(Beginning of INFORMATION)

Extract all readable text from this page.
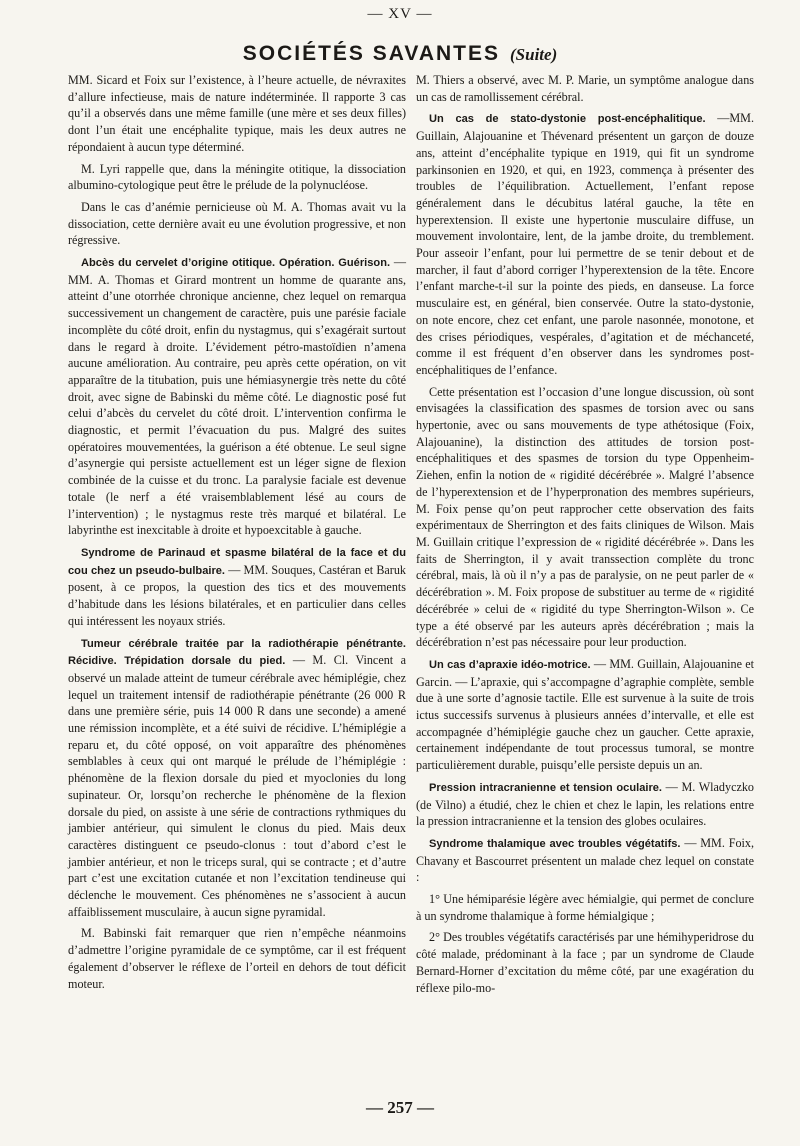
— XV —
SOCIÉTÉS SAVANTES (Suite)

MM. Sicard et Foix sur l’existence, à l’heure actuelle, de névraxites d’allure infectieuse, mais de nature indéterminée. Il rapporte 3 cas qu’il a observés dans une même famille (une mère et ses deux filles) dont l’un était une encéphalite typique, mais les deux autres ne répondaient à aucun type déterminé.

M. Lyri rappelle que, dans la méningite otitique, la dissociation albumino-cytologique peut être le prélude de la polynucléose.

Dans le cas d’anémie pernicieuse où M. A. Thomas avait vu la dissociation, cette dernière avait eu une évolution progressive, et non régressive.

Abcès du cervelet d’origine otitique. Opération. Guérison. — MM. A. Thomas et Girard montrent un homme de quarante ans, atteint d’une otorrhée chronique ancienne, chez lequel on remarqua successivement un changement de caractère, puis une parésie faciale incomplète du côté droit, enfin du nystagmus, qui s’exagérait surtout dans le regard à droite. L’évidement pétro-mastoïdien n’amena aucune amélioration. Au contraire, peu après cette opération, on vit apparaître de la titubation, puis une hémiasynergie très nette du côté droit, avec signe de Babinski du même côté. Le diagnostic posé fut celui d’abcès du cervelet du côté droit. L’intervention confirma le diagnostic, et permit l’évacuation du pus. Malgré des suites opératoires mouvementées, la guérison a été obtenue. Le seul signe d’asynergie qui persiste actuellement est un léger signe de flexion combinée de la cuisse et du tronc. La paralysie faciale est devenue totale (le nerf a été vraisemblablement lésé au cours de l’intervention) ; le nystagmus reste très marqué et bilatéral. Le labyrinthe est inexcitable à droite et hypoexcitable à gauche.

Syndrome de Parinaud et spasme bilatéral de la face et du cou chez un pseudo-bulbaire. — MM. Souques, Castéran et Baruk posent, à ce propos, la question des tics et des mouvements d’habitude dans les lésions bilatérales, et en particulier dans celles qui intéressent les noyaux striés.

Tumeur cérébrale traitée par la radiothérapie pénétrante. Récidive. Trépidation dorsale du pied. — M. Cl. Vincent a observé un malade atteint de tumeur cérébrale avec hémiplégie, chez lequel un traitement intensif de radiothérapie pénétrante (26 000 R dans une première série, puis 14 000 R dans une seconde) a amené une rémission incomplète, et a été suivi de récidive. L’hémiplégie a reparu et, du côté opposé, on voit apparaître des phénomènes semblables à ceux qui ont marqué le prélude de l’hémiplégie : phénomène de la flexion dorsale du pied et myoclonies du long supinateur. Or, lorsqu’on recherche le phénomène de la flexion dorsale du pied, on assiste à une série de contractions rythmiques du jambier antérieur, qui simulent le clonus du pied. Mais deux caractères distinguent ce pseudo-clonus : tout d’abord c’est le jambier antérieur, et non le triceps sural, qui se contracte ; et d’autre part c’est une excitation cutanée et non l’excitation tendineuse qui déclenche le mouvement. Ces phénomènes ne s’associent à aucun affaiblissement musculaire, à aucun signe pyramidal.

M. Babinski fait remarquer que rien n’empêche néanmoins d’admettre l’origine pyramidale de ce symptôme, car il est fréquent également d’observer le réflexe de l’orteil en dehors de tout déficit moteur.

M. Thiers a observé, avec M. P. Marie, un symptôme analogue dans un cas de ramollissement cérébral.

Un cas de stato-dystonie post-encéphalitique. —MM. Guillain, Alajouanine et Thévenard présentent un garçon de douze ans, atteint d’encéphalite typique en 1919, qui fit un syndrome parkinsonien en 1920, et qui, en 1923, commença à présenter des troubles de l’équilibration. Actuellement, l’enfant repose généralement dans le décubitus latéral gauche, la tête en hyperextension. Il existe une hypertonie musculaire diffuse, un mouvement involontaire, lent, de la jambe droite, du tremblement. Pour asseoir l’enfant, pour lui permettre de se tenir debout et de marcher, il faut d’abord corriger l’hyperextension de la tête. Encore l’enfant marche-t-il sur la pointe des pieds, en danseuse. La force musculaire est, en général, bien conservée. Outre la stato-dystonie, on note encore, chez cet enfant, une parole nasonnée, monotone, et des crises périodiques, vespérales, d’agitation et de méchanceté, comme il est fréquent d’en observer dans les syndromes post-encéphalitiques de l’enfance.

Cette présentation est l’occasion d’une longue discussion, où sont envisagées la classification des spasmes de torsion avec ou sans hypertonie, avec ou sans mouvements de type athétosique (Foix, Alajouanine), la distinction des attitudes de torsion post-encéphalitiques et des spasmes de torsion du type Oppenheim-Ziehen, enfin la notion de « rigidité décérébrée ». Malgré l’absence de l’hyperextension et de l’hyperpronation des membres supérieurs, M. Foix pense qu’on peut rapprocher cette observation des faits expérimentaux de Sherrington et des faits cliniques de Wilson. Mais M. Guillain critique l’expression de « rigidité décérébrée ». Dans les faits de Sherrington, il y avait transsection complète du tronc cérébral, mais, là où il n’y a pas de paralysie, on ne peut parler de « décérébration ». M. Foix propose de substituer au terme de « rigidité décérébrée » celui de « rigidité du type Sherrington-Wilson ». Ce type a été observé par les auteurs après décérébration ; mais la décérébration n’est pas nécessaire pour leur production.

Un cas d’apraxie idéo-motrice. — MM. Guillain, Alajouanine et Garcin. — L’apraxie, qui s’accompagne d’agraphie complète, semble due à une sorte d’agnosie tactile. Elle est survenue à la suite de trois ictus successifs survenus à plusieurs années d’intervalle, et elle est accompagnée d’hémiplégie gauche chez un gaucher. Cette apraxie, certainement indépendante de tout processus tumoral, se montre particulièrement durable, puisqu’elle persiste depuis un an.

Pression intracranienne et tension oculaire. — M. Wladyczko (de Vilno) a étudié, chez le chien et chez le lapin, les relations entre la pression intracranienne et la tension des globes oculaires.

Syndrome thalamique avec troubles végétatifs. — MM. Foix, Chavany et Bascourret présentent un malade chez lequel on constate :

1° Une hémiparésie légère avec hémialgie, qui permet de conclure à un syndrome thalamique à forme hémialgique ;

2° Des troubles végétatifs caractérisés par une hémihyperidrose du côté malade, prédominant à la face ; par un syndrome de Claude Bernard-Horner d’excitation du même côté, par une exagération du réflexe pilo-mo-

— 257 —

(End of INFORMATION)

=== TASK TO CARRY OUT ===
This exercise asks for the data above to be given again exactly, without pictures.

=== PROBLEM SOLUTION ===
Extract all readable text from this page.
— XV —
SOCIÉTÉS SAVANTES (Suite)

MM. Sicard et Foix sur l’existence, à l’heure actuelle, de névraxites d’allure infectieuse, mais de nature indéterminée. Il rapporte 3 cas qu’il a observés dans une même famille (une mère et ses deux filles) dont l’un était une encéphalite typique, mais les deux autres ne répondaient à aucun type déterminé.

M. Lyri rappelle que, dans la méningite otitique, la dissociation albumino-cytologique peut être le prélude de la polynucléose.

Dans le cas d’anémie pernicieuse où M. A. Thomas avait vu la dissociation, cette dernière avait eu une évolution progressive, et non régressive.

Abcès du cervelet d’origine otitique. Opération. Guérison. — MM. A. Thomas et Girard montrent un homme de quarante ans, atteint d’une otorrhée chronique ancienne, chez lequel on remarqua successivement un changement de caractère, puis une parésie faciale incomplète du côté droit, enfin du nystagmus, qui s’exagérait surtout dans le regard à droite. L’évidement pétro-mastoïdien n’amena aucune amélioration. Au contraire, peu après cette opération, on vit apparaître de la titubation, puis une hémiasynergie très nette du côté droit, avec signe de Babinski du même côté. Le diagnostic posé fut celui d’abcès du cervelet du côté droit. L’intervention confirma le diagnostic, et permit l’évacuation du pus. Malgré des suites opératoires mouvementées, la guérison a été obtenue. Le seul signe d’asynergie qui persiste actuellement est un léger signe de flexion combinée de la cuisse et du tronc. La paralysie faciale est devenue totale (le nerf a été vraisemblablement lésé au cours de l’intervention) ; le nystagmus reste très marqué et bilatéral. Le labyrinthe est inexcitable à droite et hypoexcitable à gauche.

Syndrome de Parinaud et spasme bilatéral de la face et du cou chez un pseudo-bulbaire. — MM. Souques, Castéran et Baruk posent, à ce propos, la question des tics et des mouvements d’habitude dans les lésions bilatérales, et en particulier dans celles qui intéressent les noyaux striés.

Tumeur cérébrale traitée par la radiothérapie pénétrante. Récidive. Trépidation dorsale du pied. — M. Cl. Vincent a observé un malade atteint de tumeur cérébrale avec hémiplégie, chez lequel un traitement intensif de radiothérapie pénétrante (26 000 R dans une première série, puis 14 000 R dans une seconde) a amené une rémission incomplète, et a été suivi de récidive. L’hémiplégie a reparu et, du côté opposé, on voit apparaître des phénomènes semblables à ceux qui ont marqué le prélude de l’hémiplégie : phénomène de la flexion dorsale du pied et myoclonies du long supinateur. Or, lorsqu’on recherche le phénomène de la flexion dorsale du pied, on assiste à une série de contractions rythmiques du jambier antérieur, qui simulent le clonus du pied. Mais deux caractères distinguent ce pseudo-clonus : tout d’abord c’est le jambier antérieur, et non le triceps sural, qui se contracte ; et d’autre part c’est une excitation cutanée et non l’excitation tendineuse qui déclenche le mouvement. Ces phénomènes ne s’associent à aucun affaiblissement musculaire, à aucun signe pyramidal.

M. Babinski fait remarquer que rien n’empêche néanmoins d’admettre l’origine pyramidale de ce symptôme, car il est fréquent également d’observer le réflexe de l’orteil en dehors de tout déficit moteur.

M. Thiers a observé, avec M. P. Marie, un symptôme analogue dans un cas de ramollissement cérébral.

Un cas de stato-dystonie post-encéphalitique. —MM. Guillain, Alajouanine et Thévenard présentent un garçon de douze ans, atteint d’encéphalite typique en 1919, qui fit un syndrome parkinsonien en 1920, et qui, en 1923, commença à présenter des troubles de l’équilibration. Actuellement, l’enfant repose généralement dans le décubitus latéral gauche, la tête en hyperextension. Il existe une hypertonie musculaire diffuse, un mouvement involontaire, lent, de la jambe droite, du tremblement. Pour asseoir l’enfant, pour lui permettre de se tenir debout et de marcher, il faut d’abord corriger l’hyperextension de la tête. Encore l’enfant marche-t-il sur la pointe des pieds, en danseuse. La force musculaire est, en général, bien conservée. Outre la stato-dystonie, on note encore, chez cet enfant, une parole nasonnée, monotone, et des crises périodiques, vespérales, d’agitation et de méchanceté, comme il est fréquent d’en observer dans les syndromes post-encéphalitiques de l’enfance.

Cette présentation est l’occasion d’une longue discussion, où sont envisagées la classification des spasmes de torsion avec ou sans hypertonie, avec ou sans mouvements de type athétosique (Foix, Alajouanine), la distinction des attitudes de torsion post-encéphalitiques et des spasmes de torsion du type Oppenheim-Ziehen, enfin la notion de « rigidité décérébrée ». Malgré l’absence de l’hyperextension et de l’hyperpronation des membres supérieurs, M. Foix pense qu’on peut rapprocher cette observation des faits expérimentaux de Sherrington et des faits cliniques de Wilson. Mais M. Guillain critique l’expression de « rigidité décérébrée ». Dans les faits de Sherrington, il y avait transsection complète du tronc cérébral, mais, là où il n’y a pas de paralysie, on ne peut parler de « décérébration ». M. Foix propose de substituer au terme de « rigidité décérébrée » celui de « rigidité du type Sherrington-Wilson ». Ce type a été observé par les auteurs après décérébration ; mais la décérébration n’est pas nécessaire pour leur production.

Un cas d’apraxie idéo-motrice. — MM. Guillain, Alajouanine et Garcin. — L’apraxie, qui s’accompagne d’agraphie complète, semble due à une sorte d’agnosie tactile. Elle est survenue à la suite de trois ictus successifs survenus à plusieurs années d’intervalle, et elle est accompagnée d’hémiplégie gauche chez un gaucher. Cette apraxie, certainement indépendante de tout processus tumoral, se montre particulièrement durable, puisqu’elle persiste depuis un an.

Pression intracranienne et tension oculaire. — M. Wladyczko (de Vilno) a étudié, chez le chien et chez le lapin, les relations entre la pression intracranienne et la tension des globes oculaires.

Syndrome thalamique avec troubles végétatifs. — MM. Foix, Chavany et Bascourret présentent un malade chez lequel on constate :

1° Une hémiparésie légère avec hémialgie, qui permet de conclure à un syndrome thalamique à forme hémialgique ;

2° Des troubles végétatifs caractérisés par une hémihyperidrose du côté malade, prédominant à la face ; par un syndrome de Claude Bernard-Horner d’excitation du même côté, par une exagération du réflexe pilo-mo-

— 257 —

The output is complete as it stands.